__Task to complete__. In the data below, locate each line with the word "上海分公司推广" and list it.

__Provided entries__.

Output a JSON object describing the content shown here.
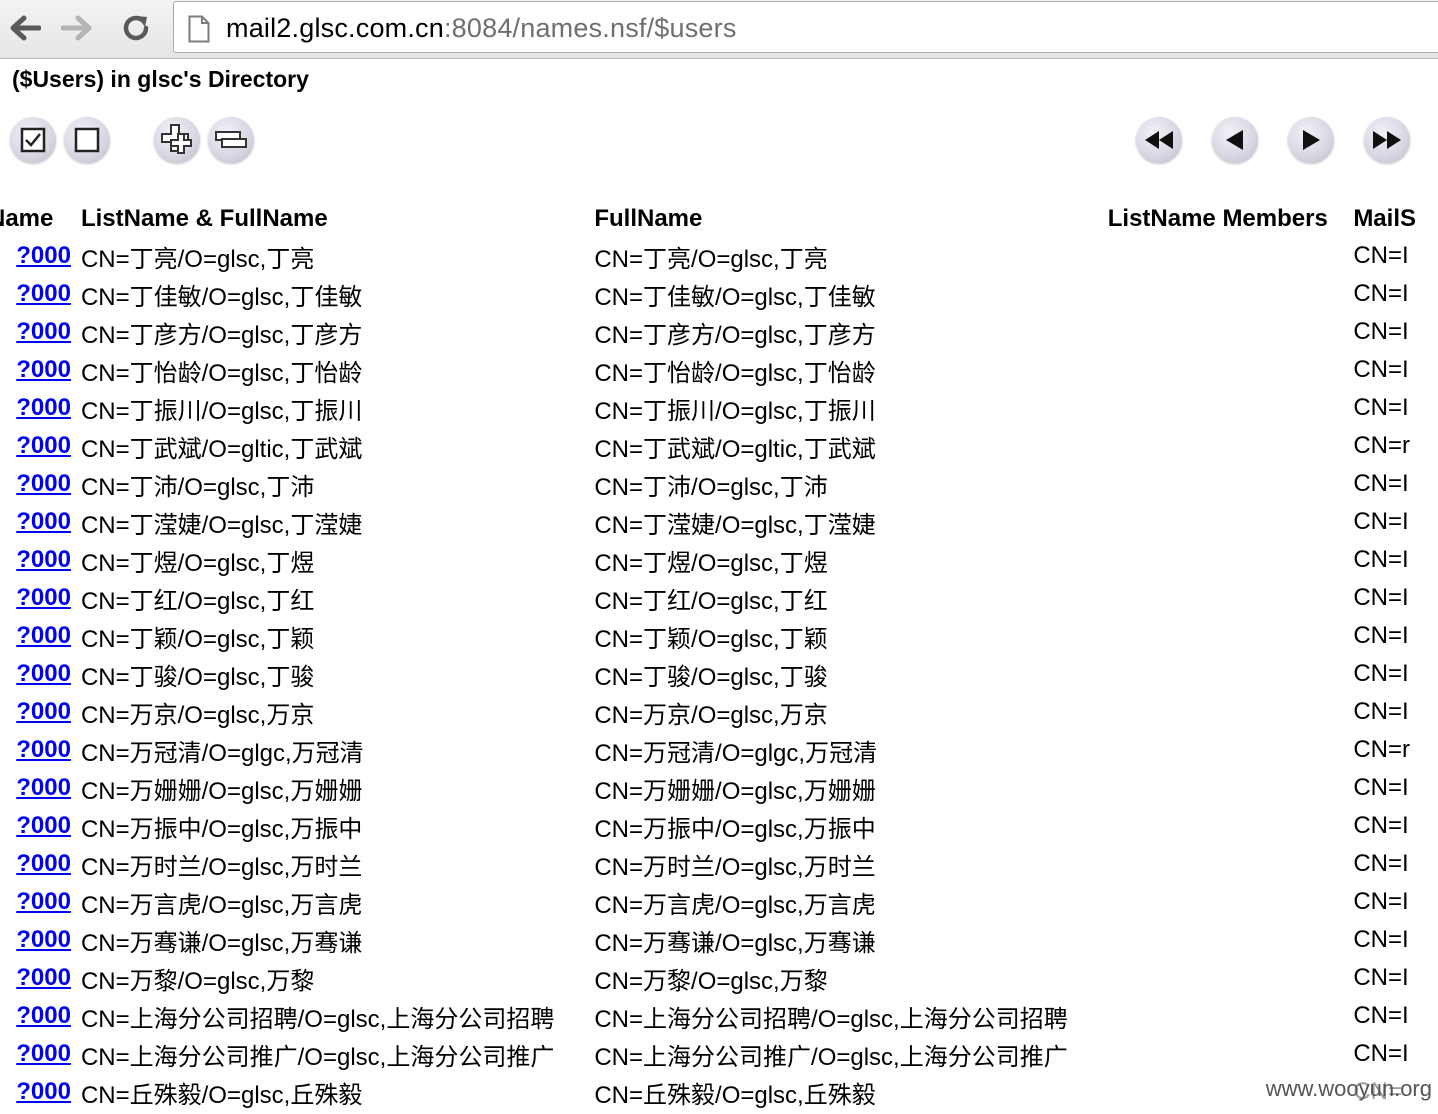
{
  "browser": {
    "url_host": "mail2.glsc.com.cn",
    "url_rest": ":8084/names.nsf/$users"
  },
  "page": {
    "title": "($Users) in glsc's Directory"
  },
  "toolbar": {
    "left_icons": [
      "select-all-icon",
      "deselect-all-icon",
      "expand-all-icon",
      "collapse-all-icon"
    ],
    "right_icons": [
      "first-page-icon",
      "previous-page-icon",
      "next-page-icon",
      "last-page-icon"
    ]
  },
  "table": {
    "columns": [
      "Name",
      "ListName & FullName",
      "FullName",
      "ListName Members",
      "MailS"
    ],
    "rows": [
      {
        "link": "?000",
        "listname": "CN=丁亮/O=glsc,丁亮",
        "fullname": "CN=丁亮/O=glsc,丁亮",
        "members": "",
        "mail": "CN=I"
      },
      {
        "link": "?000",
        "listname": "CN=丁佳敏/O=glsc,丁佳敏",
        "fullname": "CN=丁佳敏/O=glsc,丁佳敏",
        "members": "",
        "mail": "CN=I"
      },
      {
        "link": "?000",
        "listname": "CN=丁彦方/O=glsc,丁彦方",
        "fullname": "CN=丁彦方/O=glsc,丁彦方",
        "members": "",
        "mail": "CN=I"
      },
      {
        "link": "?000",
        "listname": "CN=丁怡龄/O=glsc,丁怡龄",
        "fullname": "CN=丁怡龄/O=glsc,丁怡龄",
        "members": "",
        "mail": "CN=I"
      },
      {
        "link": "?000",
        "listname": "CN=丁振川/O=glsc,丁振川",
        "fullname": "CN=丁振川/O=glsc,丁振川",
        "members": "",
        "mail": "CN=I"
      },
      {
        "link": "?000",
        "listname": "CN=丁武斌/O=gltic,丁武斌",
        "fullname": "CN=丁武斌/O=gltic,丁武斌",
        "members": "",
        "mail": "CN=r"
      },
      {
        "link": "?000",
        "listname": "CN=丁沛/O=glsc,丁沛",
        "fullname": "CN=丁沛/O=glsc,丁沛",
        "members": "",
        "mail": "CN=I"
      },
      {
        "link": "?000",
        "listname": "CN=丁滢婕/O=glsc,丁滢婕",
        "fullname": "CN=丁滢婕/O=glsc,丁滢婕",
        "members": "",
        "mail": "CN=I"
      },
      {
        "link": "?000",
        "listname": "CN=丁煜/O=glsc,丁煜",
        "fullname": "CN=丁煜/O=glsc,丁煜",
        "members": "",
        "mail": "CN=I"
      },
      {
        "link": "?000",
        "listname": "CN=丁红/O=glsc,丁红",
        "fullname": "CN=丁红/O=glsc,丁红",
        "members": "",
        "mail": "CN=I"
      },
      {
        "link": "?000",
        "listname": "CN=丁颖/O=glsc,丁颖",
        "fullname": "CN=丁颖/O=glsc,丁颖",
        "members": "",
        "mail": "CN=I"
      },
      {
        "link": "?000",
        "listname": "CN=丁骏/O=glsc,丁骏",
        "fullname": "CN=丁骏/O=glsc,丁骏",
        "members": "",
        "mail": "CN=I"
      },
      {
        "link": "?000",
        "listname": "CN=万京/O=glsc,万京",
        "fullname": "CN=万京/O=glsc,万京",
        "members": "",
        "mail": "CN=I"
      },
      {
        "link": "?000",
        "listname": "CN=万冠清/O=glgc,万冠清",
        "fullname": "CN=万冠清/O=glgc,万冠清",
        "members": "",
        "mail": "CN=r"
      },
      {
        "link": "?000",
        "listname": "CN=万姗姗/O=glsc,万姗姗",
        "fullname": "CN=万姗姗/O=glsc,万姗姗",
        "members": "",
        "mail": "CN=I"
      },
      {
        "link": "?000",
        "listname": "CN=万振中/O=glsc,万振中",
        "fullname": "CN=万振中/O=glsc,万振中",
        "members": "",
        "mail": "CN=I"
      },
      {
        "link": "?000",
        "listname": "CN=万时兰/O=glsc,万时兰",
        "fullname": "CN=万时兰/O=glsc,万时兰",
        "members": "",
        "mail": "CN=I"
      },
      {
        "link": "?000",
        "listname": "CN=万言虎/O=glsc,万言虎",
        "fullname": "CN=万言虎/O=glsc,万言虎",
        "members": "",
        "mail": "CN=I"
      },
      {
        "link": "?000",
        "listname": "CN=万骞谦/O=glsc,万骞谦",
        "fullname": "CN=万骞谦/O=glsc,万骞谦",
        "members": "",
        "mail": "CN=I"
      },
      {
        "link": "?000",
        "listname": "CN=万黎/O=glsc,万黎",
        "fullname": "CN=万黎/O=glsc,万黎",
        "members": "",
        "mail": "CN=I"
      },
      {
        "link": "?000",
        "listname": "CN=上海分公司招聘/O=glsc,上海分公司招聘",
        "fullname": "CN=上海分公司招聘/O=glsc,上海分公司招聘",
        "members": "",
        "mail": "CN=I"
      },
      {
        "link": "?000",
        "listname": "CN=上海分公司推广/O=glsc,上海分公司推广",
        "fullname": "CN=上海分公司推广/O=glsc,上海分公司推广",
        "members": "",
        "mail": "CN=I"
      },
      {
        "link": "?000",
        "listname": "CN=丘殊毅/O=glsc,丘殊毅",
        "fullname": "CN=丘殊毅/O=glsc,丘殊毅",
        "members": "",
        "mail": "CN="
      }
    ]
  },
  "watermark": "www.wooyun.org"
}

__Answer for this exercise__.
        "listname": "CN=上海分公司推广/O=glsc,上海分公司推广",
        "fullname": "CN=上海分公司推广/O=glsc,上海分公司推广",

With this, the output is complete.